*What the task asks:* Check each line for the string "σημαντικό" and give only the count of lines that have it.

*Data in this exercise:*
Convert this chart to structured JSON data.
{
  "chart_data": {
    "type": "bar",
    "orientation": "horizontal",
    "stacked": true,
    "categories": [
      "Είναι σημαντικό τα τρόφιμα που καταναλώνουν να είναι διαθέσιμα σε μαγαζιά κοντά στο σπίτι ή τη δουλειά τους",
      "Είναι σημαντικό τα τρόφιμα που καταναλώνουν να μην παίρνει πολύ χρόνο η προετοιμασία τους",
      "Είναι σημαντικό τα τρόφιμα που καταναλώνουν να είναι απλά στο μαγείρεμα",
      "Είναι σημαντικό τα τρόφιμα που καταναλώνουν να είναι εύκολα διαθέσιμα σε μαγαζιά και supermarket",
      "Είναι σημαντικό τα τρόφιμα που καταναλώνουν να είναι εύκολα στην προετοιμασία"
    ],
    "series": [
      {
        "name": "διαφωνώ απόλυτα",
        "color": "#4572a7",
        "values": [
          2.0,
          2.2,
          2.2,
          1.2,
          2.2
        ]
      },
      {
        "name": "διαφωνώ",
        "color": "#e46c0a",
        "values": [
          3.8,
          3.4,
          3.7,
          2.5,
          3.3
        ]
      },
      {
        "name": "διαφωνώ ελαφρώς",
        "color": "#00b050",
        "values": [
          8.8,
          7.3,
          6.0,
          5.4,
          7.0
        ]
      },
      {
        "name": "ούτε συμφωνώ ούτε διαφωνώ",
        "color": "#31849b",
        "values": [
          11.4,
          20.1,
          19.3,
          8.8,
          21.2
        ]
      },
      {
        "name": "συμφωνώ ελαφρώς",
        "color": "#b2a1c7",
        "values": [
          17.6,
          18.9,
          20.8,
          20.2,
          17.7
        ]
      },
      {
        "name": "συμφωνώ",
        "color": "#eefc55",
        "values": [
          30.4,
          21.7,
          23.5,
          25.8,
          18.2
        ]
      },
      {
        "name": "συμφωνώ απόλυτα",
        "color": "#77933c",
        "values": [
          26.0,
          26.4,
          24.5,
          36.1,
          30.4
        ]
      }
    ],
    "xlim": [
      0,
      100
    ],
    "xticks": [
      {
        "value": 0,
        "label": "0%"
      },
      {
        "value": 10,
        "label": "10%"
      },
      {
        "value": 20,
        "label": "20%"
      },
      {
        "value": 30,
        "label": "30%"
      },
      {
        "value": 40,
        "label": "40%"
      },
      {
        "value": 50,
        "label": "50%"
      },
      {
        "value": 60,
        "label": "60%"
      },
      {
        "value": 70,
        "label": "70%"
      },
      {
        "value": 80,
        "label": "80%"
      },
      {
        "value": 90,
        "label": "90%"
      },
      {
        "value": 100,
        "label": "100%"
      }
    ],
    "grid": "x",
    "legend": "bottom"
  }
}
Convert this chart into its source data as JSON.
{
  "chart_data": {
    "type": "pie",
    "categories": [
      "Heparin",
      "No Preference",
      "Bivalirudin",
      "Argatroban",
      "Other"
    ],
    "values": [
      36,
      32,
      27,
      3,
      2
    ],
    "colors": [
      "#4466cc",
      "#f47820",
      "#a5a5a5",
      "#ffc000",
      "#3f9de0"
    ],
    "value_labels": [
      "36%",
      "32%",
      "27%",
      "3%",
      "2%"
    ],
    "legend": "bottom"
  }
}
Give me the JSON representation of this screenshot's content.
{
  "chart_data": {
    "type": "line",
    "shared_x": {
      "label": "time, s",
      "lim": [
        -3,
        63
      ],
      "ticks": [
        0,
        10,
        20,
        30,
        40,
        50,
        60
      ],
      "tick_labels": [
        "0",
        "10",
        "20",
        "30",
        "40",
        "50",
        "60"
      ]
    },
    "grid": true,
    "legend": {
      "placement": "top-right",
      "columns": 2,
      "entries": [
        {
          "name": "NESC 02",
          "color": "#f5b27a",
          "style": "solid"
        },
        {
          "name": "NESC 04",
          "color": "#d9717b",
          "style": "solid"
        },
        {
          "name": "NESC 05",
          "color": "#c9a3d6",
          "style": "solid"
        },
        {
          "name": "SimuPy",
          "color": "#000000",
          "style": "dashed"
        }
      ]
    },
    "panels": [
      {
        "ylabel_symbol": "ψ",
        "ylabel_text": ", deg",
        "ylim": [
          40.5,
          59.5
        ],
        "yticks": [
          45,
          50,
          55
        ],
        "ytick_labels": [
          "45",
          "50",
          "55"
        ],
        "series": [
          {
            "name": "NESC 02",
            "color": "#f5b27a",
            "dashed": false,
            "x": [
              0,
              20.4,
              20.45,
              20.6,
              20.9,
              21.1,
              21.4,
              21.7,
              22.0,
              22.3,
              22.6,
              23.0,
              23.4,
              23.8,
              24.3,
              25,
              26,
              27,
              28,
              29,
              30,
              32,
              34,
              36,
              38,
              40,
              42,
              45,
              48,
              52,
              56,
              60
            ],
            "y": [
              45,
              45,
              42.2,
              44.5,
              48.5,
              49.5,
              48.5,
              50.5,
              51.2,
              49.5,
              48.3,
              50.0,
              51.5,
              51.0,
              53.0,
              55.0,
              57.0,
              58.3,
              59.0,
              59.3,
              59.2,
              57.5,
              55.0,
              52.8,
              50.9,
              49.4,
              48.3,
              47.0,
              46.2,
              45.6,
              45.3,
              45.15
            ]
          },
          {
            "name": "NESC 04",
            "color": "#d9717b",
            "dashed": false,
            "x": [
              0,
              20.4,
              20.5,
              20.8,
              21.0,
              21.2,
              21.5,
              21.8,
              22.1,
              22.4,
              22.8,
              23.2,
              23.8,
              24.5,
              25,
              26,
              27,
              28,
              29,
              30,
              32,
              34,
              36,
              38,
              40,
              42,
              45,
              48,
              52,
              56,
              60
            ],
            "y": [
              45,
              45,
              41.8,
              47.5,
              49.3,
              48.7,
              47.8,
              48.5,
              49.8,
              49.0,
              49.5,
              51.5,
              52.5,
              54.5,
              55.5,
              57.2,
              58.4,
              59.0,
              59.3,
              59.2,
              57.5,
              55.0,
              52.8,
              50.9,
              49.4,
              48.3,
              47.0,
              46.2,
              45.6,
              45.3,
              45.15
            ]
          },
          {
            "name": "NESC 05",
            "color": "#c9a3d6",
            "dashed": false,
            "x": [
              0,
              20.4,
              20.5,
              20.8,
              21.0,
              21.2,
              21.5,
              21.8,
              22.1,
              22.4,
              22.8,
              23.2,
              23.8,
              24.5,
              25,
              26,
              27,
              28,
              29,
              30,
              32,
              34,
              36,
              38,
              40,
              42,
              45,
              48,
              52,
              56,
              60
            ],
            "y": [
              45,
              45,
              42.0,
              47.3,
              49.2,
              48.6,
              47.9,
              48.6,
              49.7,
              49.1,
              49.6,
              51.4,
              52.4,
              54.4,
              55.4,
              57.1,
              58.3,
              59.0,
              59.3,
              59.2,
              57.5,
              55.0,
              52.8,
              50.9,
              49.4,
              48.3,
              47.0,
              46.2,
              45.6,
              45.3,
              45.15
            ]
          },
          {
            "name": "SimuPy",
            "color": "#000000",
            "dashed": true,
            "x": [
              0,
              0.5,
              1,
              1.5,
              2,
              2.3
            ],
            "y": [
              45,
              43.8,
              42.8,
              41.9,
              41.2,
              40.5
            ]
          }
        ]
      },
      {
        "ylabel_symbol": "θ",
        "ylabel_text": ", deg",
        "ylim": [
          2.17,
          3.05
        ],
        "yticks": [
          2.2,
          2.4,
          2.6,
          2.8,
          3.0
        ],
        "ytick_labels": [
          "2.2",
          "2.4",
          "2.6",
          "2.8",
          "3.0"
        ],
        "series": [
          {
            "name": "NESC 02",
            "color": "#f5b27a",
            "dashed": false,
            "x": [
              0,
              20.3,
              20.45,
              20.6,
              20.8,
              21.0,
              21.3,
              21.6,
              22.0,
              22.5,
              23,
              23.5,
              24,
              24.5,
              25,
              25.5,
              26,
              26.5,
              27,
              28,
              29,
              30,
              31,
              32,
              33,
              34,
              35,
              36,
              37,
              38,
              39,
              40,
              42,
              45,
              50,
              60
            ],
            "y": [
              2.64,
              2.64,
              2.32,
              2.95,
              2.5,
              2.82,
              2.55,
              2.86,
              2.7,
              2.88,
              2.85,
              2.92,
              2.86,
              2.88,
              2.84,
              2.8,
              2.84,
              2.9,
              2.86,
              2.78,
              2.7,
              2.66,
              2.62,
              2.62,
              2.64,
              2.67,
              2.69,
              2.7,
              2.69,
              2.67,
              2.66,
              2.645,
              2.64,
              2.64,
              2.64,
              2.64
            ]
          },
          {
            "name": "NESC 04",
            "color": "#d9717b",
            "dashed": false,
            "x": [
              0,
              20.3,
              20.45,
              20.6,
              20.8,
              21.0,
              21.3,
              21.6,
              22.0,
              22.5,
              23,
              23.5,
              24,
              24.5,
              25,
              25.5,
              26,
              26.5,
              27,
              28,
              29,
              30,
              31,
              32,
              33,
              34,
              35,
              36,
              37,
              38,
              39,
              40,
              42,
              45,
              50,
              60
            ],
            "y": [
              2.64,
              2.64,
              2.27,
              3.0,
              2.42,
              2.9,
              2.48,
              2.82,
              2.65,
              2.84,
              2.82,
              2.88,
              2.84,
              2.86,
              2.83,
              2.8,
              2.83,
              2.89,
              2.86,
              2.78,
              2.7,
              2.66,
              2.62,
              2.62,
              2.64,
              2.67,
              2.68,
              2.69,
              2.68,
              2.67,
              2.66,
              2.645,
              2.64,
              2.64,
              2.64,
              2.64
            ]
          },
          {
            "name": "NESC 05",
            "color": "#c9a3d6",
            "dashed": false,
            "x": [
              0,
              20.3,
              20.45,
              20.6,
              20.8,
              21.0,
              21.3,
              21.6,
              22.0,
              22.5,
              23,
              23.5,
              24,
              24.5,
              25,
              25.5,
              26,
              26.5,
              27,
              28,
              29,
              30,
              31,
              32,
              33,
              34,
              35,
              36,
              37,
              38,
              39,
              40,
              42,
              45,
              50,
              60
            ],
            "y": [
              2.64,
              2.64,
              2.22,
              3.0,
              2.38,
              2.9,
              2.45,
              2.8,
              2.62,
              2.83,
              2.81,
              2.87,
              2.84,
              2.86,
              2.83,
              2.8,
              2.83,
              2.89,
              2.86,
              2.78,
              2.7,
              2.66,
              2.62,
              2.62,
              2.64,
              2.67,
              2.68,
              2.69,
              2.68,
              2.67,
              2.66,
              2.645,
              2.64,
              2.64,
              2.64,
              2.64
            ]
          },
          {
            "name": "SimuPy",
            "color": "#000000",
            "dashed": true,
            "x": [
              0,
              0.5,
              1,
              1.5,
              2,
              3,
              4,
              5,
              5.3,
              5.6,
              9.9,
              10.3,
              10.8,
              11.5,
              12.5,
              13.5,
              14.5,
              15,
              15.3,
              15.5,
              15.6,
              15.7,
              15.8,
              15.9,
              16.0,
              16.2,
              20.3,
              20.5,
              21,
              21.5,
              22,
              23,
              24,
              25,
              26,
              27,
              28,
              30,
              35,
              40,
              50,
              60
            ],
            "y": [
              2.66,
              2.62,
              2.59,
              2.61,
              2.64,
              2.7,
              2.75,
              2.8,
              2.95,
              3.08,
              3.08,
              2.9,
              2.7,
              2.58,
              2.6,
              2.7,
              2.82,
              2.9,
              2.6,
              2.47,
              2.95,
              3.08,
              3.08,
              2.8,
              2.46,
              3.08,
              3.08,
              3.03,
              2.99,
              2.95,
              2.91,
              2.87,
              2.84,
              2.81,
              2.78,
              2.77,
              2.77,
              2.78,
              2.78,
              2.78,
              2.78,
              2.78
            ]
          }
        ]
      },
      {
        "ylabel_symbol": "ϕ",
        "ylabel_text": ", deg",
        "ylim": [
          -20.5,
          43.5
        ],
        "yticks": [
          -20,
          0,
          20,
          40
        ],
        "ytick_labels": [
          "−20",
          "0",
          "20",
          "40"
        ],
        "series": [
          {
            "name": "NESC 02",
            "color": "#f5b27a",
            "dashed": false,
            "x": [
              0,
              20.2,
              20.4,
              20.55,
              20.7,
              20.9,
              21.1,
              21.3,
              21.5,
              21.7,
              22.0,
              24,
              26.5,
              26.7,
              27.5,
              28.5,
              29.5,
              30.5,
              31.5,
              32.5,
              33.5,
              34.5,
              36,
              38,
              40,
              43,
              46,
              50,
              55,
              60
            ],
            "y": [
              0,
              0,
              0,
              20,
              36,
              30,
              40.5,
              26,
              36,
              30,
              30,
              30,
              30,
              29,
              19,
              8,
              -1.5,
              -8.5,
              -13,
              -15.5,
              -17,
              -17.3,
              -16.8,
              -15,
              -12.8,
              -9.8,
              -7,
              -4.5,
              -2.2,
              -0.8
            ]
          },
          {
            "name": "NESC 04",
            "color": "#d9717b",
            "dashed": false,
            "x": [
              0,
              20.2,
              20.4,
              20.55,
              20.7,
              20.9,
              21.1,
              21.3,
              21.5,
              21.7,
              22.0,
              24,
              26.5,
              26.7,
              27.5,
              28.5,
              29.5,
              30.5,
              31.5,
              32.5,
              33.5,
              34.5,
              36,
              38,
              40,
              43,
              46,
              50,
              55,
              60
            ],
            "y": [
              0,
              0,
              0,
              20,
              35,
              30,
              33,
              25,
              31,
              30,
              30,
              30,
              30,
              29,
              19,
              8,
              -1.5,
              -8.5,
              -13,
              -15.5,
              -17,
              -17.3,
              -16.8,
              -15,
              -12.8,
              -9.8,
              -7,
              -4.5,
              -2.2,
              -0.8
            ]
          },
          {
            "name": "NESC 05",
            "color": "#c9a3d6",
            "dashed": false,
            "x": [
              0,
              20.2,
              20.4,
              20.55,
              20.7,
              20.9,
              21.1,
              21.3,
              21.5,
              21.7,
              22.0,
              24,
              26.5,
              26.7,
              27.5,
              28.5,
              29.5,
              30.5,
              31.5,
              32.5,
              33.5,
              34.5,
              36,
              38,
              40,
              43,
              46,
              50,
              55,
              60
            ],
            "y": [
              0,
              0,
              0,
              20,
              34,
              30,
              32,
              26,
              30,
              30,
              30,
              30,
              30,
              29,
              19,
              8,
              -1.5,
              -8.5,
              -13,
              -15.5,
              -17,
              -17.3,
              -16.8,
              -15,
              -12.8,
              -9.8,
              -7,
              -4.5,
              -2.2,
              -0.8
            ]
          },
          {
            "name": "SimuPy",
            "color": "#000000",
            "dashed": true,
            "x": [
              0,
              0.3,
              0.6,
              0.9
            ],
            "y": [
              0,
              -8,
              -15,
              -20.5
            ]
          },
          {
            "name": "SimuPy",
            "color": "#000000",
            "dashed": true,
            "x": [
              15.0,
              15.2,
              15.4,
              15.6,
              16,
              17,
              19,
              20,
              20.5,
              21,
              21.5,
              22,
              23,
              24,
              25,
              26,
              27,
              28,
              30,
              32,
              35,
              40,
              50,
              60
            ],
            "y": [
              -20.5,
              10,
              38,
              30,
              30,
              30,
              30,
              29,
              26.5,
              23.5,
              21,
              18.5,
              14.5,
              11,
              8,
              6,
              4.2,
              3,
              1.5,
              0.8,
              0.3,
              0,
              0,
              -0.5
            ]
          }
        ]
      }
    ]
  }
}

*Correct response:* 5